* **Supplied material**
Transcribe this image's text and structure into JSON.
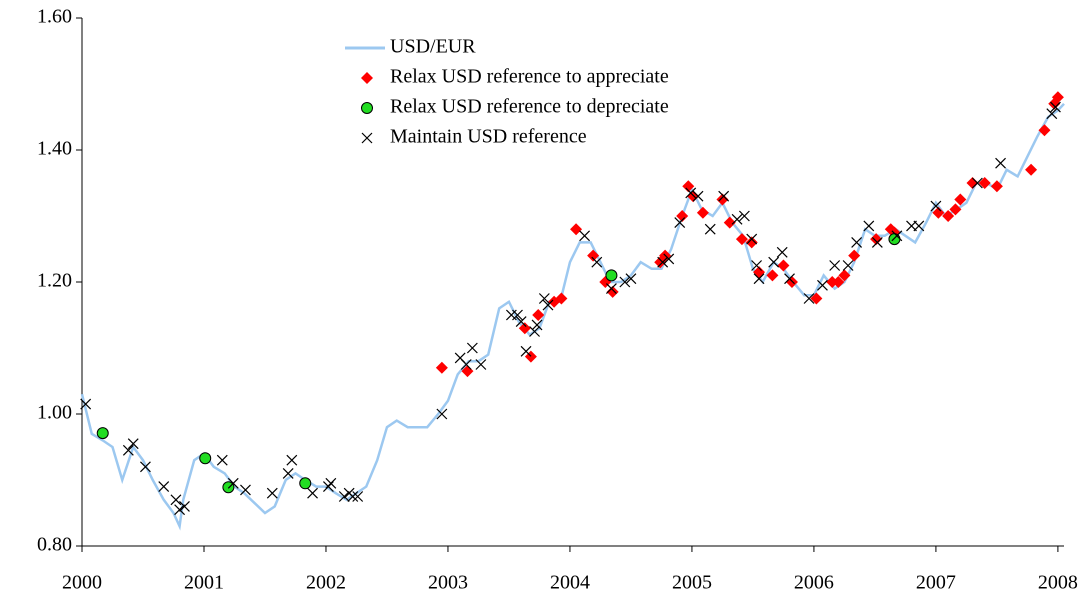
{
  "chart_data": {
    "type": "line",
    "xlim": [
      2000,
      2008.05
    ],
    "xticks": [
      2000,
      2001,
      2002,
      2003,
      2004,
      2005,
      2006,
      2007,
      2008
    ],
    "ylim": [
      0.8,
      1.6
    ],
    "yticks": [
      {
        "value": 0.8,
        "label": "0.80"
      },
      {
        "value": 1.0,
        "label": "1.00"
      },
      {
        "value": 1.2,
        "label": "1.20"
      },
      {
        "value": 1.4,
        "label": "1.40"
      },
      {
        "value": 1.6,
        "label": "1.60"
      }
    ],
    "grid": false,
    "legend": "upper center",
    "series": [
      {
        "name": "USD/EUR",
        "marker": "line",
        "color": "#9cc8f0",
        "x": [
          2000.0,
          2000.08,
          2000.17,
          2000.25,
          2000.33,
          2000.42,
          2000.5,
          2000.58,
          2000.67,
          2000.75,
          2000.8,
          2000.83,
          2000.92,
          2001.0,
          2001.08,
          2001.17,
          2001.25,
          2001.33,
          2001.5,
          2001.58,
          2001.67,
          2001.75,
          2001.83,
          2001.92,
          2002.0,
          2002.08,
          2002.17,
          2002.25,
          2002.33,
          2002.42,
          2002.5,
          2002.58,
          2002.67,
          2002.75,
          2002.83,
          2002.92,
          2003.0,
          2003.08,
          2003.17,
          2003.25,
          2003.33,
          2003.42,
          2003.5,
          2003.58,
          2003.67,
          2003.75,
          2003.83,
          2003.92,
          2004.0,
          2004.08,
          2004.17,
          2004.25,
          2004.33,
          2004.42,
          2004.5,
          2004.58,
          2004.67,
          2004.75,
          2004.83,
          2004.92,
          2005.0,
          2005.08,
          2005.17,
          2005.25,
          2005.33,
          2005.42,
          2005.5,
          2005.58,
          2005.67,
          2005.75,
          2005.83,
          2005.92,
          2006.0,
          2006.08,
          2006.17,
          2006.25,
          2006.33,
          2006.42,
          2006.5,
          2006.58,
          2006.67,
          2006.75,
          2006.83,
          2006.92,
          2007.0,
          2007.08,
          2007.17,
          2007.25,
          2007.33,
          2007.42,
          2007.5,
          2007.58,
          2007.67,
          2007.75,
          2007.83,
          2007.92,
          2008.0,
          2008.05
        ],
        "values": [
          1.03,
          0.97,
          0.96,
          0.95,
          0.9,
          0.95,
          0.93,
          0.9,
          0.87,
          0.85,
          0.83,
          0.87,
          0.93,
          0.94,
          0.92,
          0.91,
          0.89,
          0.88,
          0.85,
          0.86,
          0.9,
          0.91,
          0.9,
          0.89,
          0.89,
          0.88,
          0.87,
          0.88,
          0.89,
          0.93,
          0.98,
          0.99,
          0.98,
          0.98,
          0.98,
          1.0,
          1.02,
          1.06,
          1.08,
          1.08,
          1.09,
          1.16,
          1.17,
          1.14,
          1.12,
          1.13,
          1.17,
          1.17,
          1.23,
          1.26,
          1.26,
          1.23,
          1.2,
          1.2,
          1.21,
          1.23,
          1.22,
          1.22,
          1.25,
          1.3,
          1.34,
          1.31,
          1.3,
          1.32,
          1.29,
          1.27,
          1.22,
          1.2,
          1.23,
          1.22,
          1.2,
          1.18,
          1.18,
          1.21,
          1.19,
          1.2,
          1.23,
          1.28,
          1.27,
          1.27,
          1.28,
          1.27,
          1.26,
          1.29,
          1.32,
          1.3,
          1.31,
          1.32,
          1.35,
          1.35,
          1.34,
          1.37,
          1.36,
          1.39,
          1.42,
          1.45,
          1.46,
          1.47
        ]
      },
      {
        "name": "Relax USD reference to appreciate",
        "marker": "diamond",
        "color": "#ff0000",
        "x": [
          2002.95,
          2003.16,
          2003.63,
          2003.68,
          2003.74,
          2003.87,
          2003.93,
          2004.05,
          2004.19,
          2004.29,
          2004.35,
          2004.74,
          2004.78,
          2004.92,
          2004.97,
          2005.01,
          2005.09,
          2005.25,
          2005.31,
          2005.41,
          2005.49,
          2005.55,
          2005.66,
          2005.75,
          2005.82,
          2006.02,
          2006.15,
          2006.2,
          2006.25,
          2006.33,
          2006.51,
          2006.63,
          2006.66,
          2007.02,
          2007.1,
          2007.16,
          2007.2,
          2007.3,
          2007.4,
          2007.5,
          2007.78,
          2007.89,
          2007.97,
          2008.0
        ],
        "values": [
          1.07,
          1.065,
          1.13,
          1.087,
          1.15,
          1.17,
          1.175,
          1.28,
          1.24,
          1.2,
          1.185,
          1.23,
          1.24,
          1.3,
          1.345,
          1.33,
          1.305,
          1.325,
          1.29,
          1.265,
          1.26,
          1.215,
          1.21,
          1.225,
          1.2,
          1.175,
          1.2,
          1.2,
          1.21,
          1.24,
          1.265,
          1.28,
          1.275,
          1.305,
          1.3,
          1.31,
          1.325,
          1.35,
          1.35,
          1.345,
          1.37,
          1.43,
          1.47,
          1.48
        ]
      },
      {
        "name": "Relax USD reference to depreciate",
        "marker": "circle",
        "color": "#22dd22",
        "x": [
          2000.17,
          2001.01,
          2001.2,
          2001.83,
          2004.34,
          2006.66
        ],
        "values": [
          0.971,
          0.933,
          0.889,
          0.895,
          1.21,
          1.265
        ]
      },
      {
        "name": "Maintain USD reference",
        "marker": "x",
        "color": "#000000",
        "x": [
          2000.03,
          2000.38,
          2000.42,
          2000.52,
          2000.67,
          2000.77,
          2000.8,
          2000.84,
          2001.15,
          2001.24,
          2001.34,
          2001.56,
          2001.69,
          2001.72,
          2001.89,
          2002.02,
          2002.04,
          2002.15,
          2002.19,
          2002.22,
          2002.26,
          2002.95,
          2003.1,
          2003.15,
          2003.2,
          2003.27,
          2003.52,
          2003.57,
          2003.6,
          2003.64,
          2003.71,
          2003.73,
          2003.79,
          2003.82,
          2004.12,
          2004.22,
          2004.34,
          2004.45,
          2004.5,
          2004.76,
          2004.81,
          2004.9,
          2004.99,
          2005.05,
          2005.15,
          2005.26,
          2005.37,
          2005.43,
          2005.49,
          2005.53,
          2005.55,
          2005.67,
          2005.74,
          2005.8,
          2005.96,
          2006.07,
          2006.17,
          2006.28,
          2006.35,
          2006.45,
          2006.52,
          2006.68,
          2006.8,
          2006.86,
          2007.0,
          2007.34,
          2007.53,
          2007.95,
          2007.98
        ],
        "values": [
          1.015,
          0.945,
          0.955,
          0.92,
          0.89,
          0.87,
          0.855,
          0.86,
          0.93,
          0.895,
          0.885,
          0.88,
          0.91,
          0.93,
          0.88,
          0.89,
          0.895,
          0.875,
          0.88,
          0.875,
          0.875,
          1.0,
          1.085,
          1.075,
          1.1,
          1.075,
          1.15,
          1.15,
          1.14,
          1.095,
          1.125,
          1.135,
          1.175,
          1.165,
          1.27,
          1.23,
          1.19,
          1.2,
          1.205,
          1.23,
          1.235,
          1.29,
          1.335,
          1.33,
          1.28,
          1.33,
          1.295,
          1.3,
          1.265,
          1.225,
          1.205,
          1.23,
          1.245,
          1.205,
          1.175,
          1.195,
          1.225,
          1.225,
          1.26,
          1.285,
          1.26,
          1.27,
          1.285,
          1.285,
          1.315,
          1.35,
          1.38,
          1.455,
          1.465
        ]
      }
    ]
  }
}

* **Stated goal**
Where a line above holds the string "color", show that line.

* **Problem solution**
        "color": "#9cc8f0",
        "color": "#ff0000",
        "color": "#22dd22",
        "color": "#000000",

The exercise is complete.